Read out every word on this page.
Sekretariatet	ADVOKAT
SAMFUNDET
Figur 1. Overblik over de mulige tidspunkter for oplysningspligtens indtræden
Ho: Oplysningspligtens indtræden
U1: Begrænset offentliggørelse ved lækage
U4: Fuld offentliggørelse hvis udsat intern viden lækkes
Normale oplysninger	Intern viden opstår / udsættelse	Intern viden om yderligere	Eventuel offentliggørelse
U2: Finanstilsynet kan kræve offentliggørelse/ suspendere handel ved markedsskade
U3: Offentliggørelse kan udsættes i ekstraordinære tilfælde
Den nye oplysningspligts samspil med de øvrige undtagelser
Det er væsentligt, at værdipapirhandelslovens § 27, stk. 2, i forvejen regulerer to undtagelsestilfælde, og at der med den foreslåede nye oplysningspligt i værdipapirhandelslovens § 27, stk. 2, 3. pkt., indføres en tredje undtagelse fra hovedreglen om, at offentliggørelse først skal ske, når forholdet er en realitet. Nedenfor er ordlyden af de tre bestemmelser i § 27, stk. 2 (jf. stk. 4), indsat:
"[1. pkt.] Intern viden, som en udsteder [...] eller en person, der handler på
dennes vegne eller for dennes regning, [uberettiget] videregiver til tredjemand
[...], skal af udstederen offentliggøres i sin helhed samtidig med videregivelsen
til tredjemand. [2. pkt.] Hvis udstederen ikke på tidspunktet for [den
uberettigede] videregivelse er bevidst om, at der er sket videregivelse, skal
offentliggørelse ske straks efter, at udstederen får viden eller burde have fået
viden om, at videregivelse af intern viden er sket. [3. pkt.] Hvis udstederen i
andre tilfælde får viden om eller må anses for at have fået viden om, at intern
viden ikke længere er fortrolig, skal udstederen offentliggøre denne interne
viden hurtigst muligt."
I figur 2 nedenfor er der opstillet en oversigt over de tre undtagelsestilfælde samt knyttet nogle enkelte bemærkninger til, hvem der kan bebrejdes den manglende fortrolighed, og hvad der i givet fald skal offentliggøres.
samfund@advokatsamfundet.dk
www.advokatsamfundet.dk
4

******************************

WRITTEN INSTRUCTION » Exactly as shown above, return every record.

SOLUTION TO THE PROBLEM »
Read out every word on this page.
Sekretariatet	ADVOKAT
SAMFUNDET
Figur 1. Overblik over de mulige tidspunkter for oplysningspligtens indtræden
Ho: Oplysningspligtens indtræden
U1: Begrænset offentliggørelse ved lækage
U4: Fuld offentliggørelse hvis udsat intern viden lækkes
Normale oplysninger	Intern viden opstår / udsættelse	Intern viden om yderligere	Eventuel offentliggørelse
U2: Finanstilsynet kan kræve offentliggørelse/ suspendere handel ved markedsskade
U3: Offentliggørelse kan udsættes i ekstraordinære tilfælde
Den nye oplysningspligts samspil med de øvrige undtagelser
Det er væsentligt, at værdipapirhandelslovens § 27, stk. 2, i forvejen regulerer to undtagelsestilfælde, og at der med den foreslåede nye oplysningspligt i værdipapirhandelslovens § 27, stk. 2, 3. pkt., indføres en tredje undtagelse fra hovedreglen om, at offentliggørelse først skal ske, når forholdet er en realitet. Nedenfor er ordlyden af de tre bestemmelser i § 27, stk. 2 (jf. stk. 4), indsat:
"[1. pkt.] Intern viden, som en udsteder [...] eller en person, der handler på
dennes vegne eller for dennes regning, [uberettiget] videregiver til tredjemand
[...], skal af udstederen offentliggøres i sin helhed samtidig med videregivelsen
til tredjemand. [2. pkt.] Hvis udstederen ikke på tidspunktet for [den
uberettigede] videregivelse er bevidst om, at der er sket videregivelse, skal
offentliggørelse ske straks efter, at udstederen får viden eller burde have fået
viden om, at videregivelse af intern viden er sket. [3. pkt.] Hvis udstederen i
andre tilfælde får viden om eller må anses for at have fået viden om, at intern
viden ikke længere er fortrolig, skal udstederen offentliggøre denne interne
viden hurtigst muligt."
I figur 2 nedenfor er der opstillet en oversigt over de tre undtagelsestilfælde samt knyttet nogle enkelte bemærkninger til, hvem der kan bebrejdes den manglende fortrolighed, og hvad der i givet fald skal offentliggøres.
samfund@advokatsamfundet.dk
www.advokatsamfundet.dk
4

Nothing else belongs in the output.